== Stated goal ==
What is the number of lines containing the string "this"? Answer with the number only.

== Entries supplied ==
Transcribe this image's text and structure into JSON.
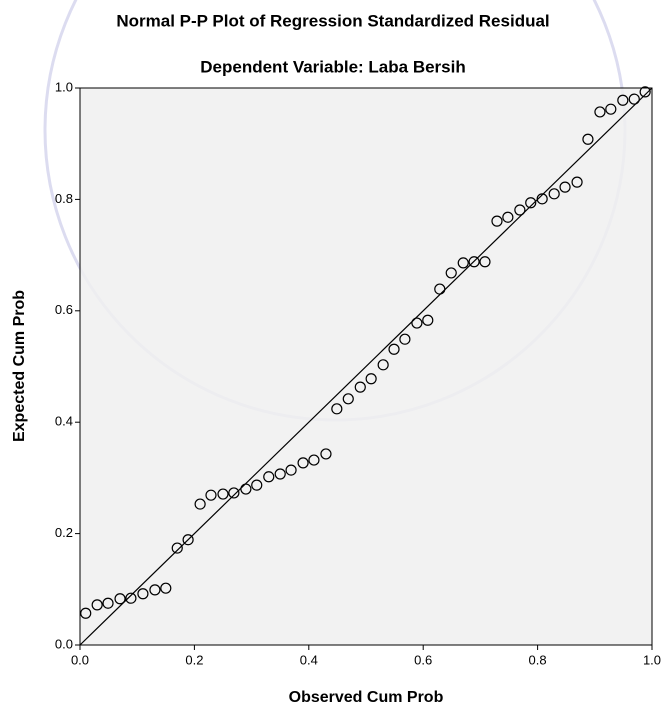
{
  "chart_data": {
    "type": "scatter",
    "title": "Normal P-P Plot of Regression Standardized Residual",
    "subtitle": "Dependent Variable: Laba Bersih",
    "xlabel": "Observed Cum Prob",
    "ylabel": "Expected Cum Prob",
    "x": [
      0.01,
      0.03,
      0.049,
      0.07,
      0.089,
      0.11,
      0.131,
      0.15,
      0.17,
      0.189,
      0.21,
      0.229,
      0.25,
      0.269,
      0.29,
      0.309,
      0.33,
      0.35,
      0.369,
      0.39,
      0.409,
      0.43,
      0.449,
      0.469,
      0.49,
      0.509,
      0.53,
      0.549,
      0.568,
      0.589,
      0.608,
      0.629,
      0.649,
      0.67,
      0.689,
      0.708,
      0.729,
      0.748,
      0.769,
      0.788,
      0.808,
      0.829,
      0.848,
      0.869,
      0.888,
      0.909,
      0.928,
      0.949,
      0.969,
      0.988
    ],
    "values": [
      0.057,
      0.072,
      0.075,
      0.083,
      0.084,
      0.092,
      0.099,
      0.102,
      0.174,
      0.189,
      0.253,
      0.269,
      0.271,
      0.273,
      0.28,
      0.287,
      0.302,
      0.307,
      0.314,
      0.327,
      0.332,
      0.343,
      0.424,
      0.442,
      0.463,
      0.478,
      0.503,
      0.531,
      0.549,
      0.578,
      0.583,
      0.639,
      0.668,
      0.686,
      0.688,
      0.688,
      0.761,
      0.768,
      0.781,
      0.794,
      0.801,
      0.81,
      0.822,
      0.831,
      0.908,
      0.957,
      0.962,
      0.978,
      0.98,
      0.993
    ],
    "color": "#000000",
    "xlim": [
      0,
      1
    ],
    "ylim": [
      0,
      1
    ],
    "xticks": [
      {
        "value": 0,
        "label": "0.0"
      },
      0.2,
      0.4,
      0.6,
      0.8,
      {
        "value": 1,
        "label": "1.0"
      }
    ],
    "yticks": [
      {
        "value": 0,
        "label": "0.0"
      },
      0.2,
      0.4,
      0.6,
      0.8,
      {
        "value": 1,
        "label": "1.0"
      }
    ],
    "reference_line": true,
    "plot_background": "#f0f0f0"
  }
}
* * *
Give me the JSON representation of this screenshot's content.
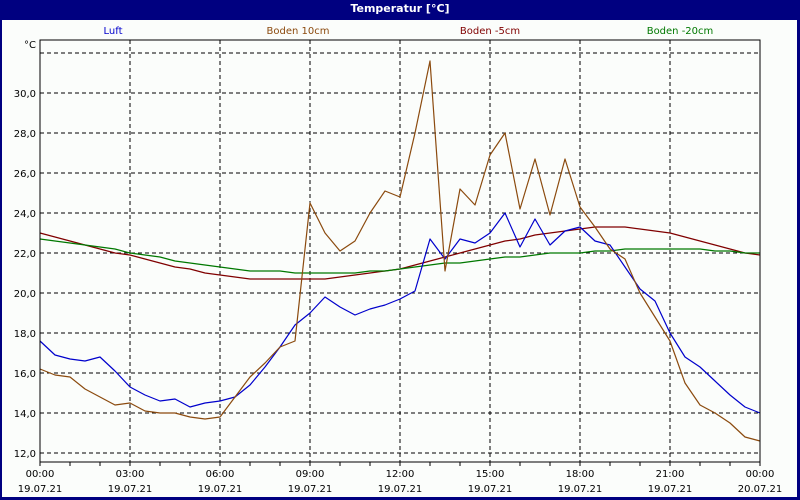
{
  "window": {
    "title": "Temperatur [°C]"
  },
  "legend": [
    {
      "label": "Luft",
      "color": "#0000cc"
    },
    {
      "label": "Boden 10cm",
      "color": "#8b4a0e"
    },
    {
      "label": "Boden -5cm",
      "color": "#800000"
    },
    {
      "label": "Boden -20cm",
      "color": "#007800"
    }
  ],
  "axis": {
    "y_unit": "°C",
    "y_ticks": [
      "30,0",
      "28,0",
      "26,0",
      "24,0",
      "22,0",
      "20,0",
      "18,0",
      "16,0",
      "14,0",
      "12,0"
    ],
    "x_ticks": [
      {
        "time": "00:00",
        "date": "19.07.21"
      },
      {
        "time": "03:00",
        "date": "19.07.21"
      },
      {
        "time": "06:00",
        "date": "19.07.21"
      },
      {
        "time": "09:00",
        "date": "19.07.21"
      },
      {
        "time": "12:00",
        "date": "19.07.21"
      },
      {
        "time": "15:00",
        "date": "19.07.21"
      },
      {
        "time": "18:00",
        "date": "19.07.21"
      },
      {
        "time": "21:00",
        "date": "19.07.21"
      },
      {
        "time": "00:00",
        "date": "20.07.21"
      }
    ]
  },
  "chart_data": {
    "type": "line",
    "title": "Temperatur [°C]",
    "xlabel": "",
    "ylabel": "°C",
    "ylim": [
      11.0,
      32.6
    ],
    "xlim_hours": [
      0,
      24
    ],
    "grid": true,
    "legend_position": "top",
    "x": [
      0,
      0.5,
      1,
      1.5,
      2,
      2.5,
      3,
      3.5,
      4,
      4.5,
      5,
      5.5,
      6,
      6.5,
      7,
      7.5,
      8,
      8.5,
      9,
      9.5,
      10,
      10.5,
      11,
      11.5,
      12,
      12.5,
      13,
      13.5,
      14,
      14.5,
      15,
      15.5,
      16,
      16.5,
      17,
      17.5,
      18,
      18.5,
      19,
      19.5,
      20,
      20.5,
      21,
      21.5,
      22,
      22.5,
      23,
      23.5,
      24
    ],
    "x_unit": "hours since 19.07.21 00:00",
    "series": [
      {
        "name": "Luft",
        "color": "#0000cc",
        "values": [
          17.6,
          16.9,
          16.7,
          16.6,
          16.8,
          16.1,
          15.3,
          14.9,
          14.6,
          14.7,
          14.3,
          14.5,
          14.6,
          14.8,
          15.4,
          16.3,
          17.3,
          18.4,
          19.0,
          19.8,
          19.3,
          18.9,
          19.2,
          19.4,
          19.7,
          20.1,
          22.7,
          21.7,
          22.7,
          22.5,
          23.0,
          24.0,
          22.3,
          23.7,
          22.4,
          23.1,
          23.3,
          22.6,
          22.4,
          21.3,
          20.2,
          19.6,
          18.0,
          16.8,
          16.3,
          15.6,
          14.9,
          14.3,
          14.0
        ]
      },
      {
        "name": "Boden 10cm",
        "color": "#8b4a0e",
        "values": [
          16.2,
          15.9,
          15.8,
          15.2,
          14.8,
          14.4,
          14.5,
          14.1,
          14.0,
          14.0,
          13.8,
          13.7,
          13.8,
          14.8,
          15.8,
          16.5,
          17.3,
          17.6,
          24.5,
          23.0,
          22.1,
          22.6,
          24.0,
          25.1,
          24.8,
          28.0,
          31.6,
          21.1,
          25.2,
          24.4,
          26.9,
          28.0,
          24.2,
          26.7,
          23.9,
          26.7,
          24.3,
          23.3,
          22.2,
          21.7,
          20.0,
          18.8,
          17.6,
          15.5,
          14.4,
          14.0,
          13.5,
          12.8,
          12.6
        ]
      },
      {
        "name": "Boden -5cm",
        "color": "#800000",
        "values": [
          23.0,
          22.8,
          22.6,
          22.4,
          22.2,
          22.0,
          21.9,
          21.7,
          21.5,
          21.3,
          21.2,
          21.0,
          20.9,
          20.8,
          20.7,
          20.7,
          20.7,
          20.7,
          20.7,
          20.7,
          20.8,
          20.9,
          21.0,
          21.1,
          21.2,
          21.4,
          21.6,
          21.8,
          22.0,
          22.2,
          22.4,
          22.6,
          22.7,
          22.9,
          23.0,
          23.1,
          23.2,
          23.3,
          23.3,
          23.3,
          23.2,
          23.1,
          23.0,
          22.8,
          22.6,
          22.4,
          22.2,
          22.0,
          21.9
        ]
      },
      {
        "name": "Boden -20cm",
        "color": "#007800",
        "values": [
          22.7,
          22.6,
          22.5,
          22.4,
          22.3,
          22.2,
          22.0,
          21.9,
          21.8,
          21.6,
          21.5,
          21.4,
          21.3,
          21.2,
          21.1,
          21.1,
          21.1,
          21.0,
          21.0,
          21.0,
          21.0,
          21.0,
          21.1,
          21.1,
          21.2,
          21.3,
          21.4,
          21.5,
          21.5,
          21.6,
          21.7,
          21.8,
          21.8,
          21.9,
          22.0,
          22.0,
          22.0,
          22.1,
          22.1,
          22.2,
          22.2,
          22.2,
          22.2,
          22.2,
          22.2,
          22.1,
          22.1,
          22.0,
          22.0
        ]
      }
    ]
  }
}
...
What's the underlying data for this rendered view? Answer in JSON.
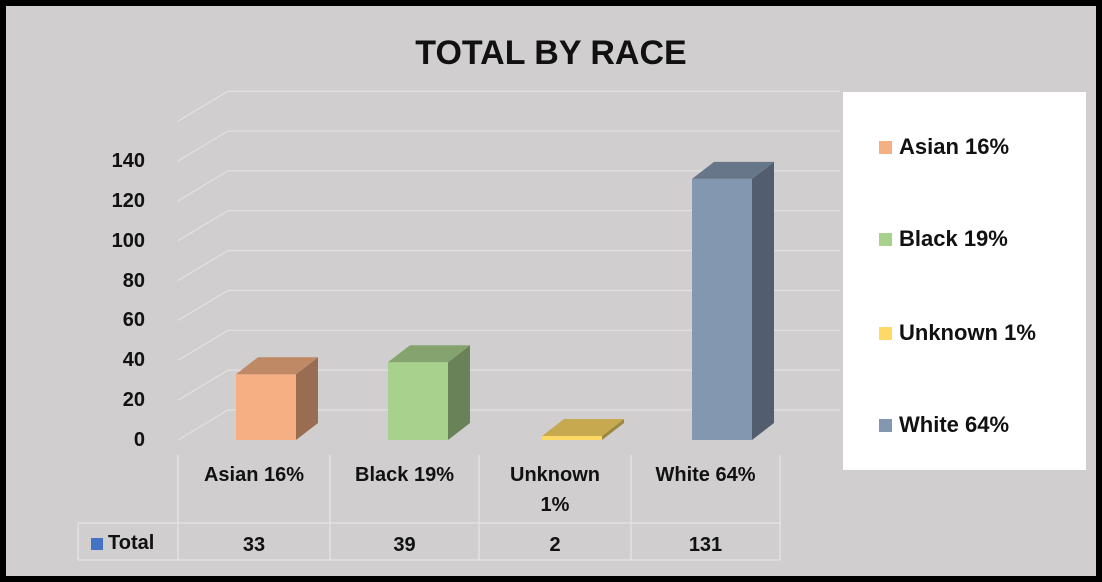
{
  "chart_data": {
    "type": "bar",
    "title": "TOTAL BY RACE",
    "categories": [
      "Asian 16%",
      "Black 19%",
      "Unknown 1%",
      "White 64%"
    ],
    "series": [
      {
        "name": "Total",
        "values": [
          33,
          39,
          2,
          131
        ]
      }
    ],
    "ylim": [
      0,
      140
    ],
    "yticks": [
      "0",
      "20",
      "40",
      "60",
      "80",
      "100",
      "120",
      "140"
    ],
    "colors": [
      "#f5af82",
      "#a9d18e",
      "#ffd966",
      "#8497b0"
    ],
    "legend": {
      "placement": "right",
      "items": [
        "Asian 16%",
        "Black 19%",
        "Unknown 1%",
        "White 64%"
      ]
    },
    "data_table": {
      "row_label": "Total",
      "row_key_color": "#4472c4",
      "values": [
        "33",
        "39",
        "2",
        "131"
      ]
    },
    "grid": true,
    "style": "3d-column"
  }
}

== Reply ==
3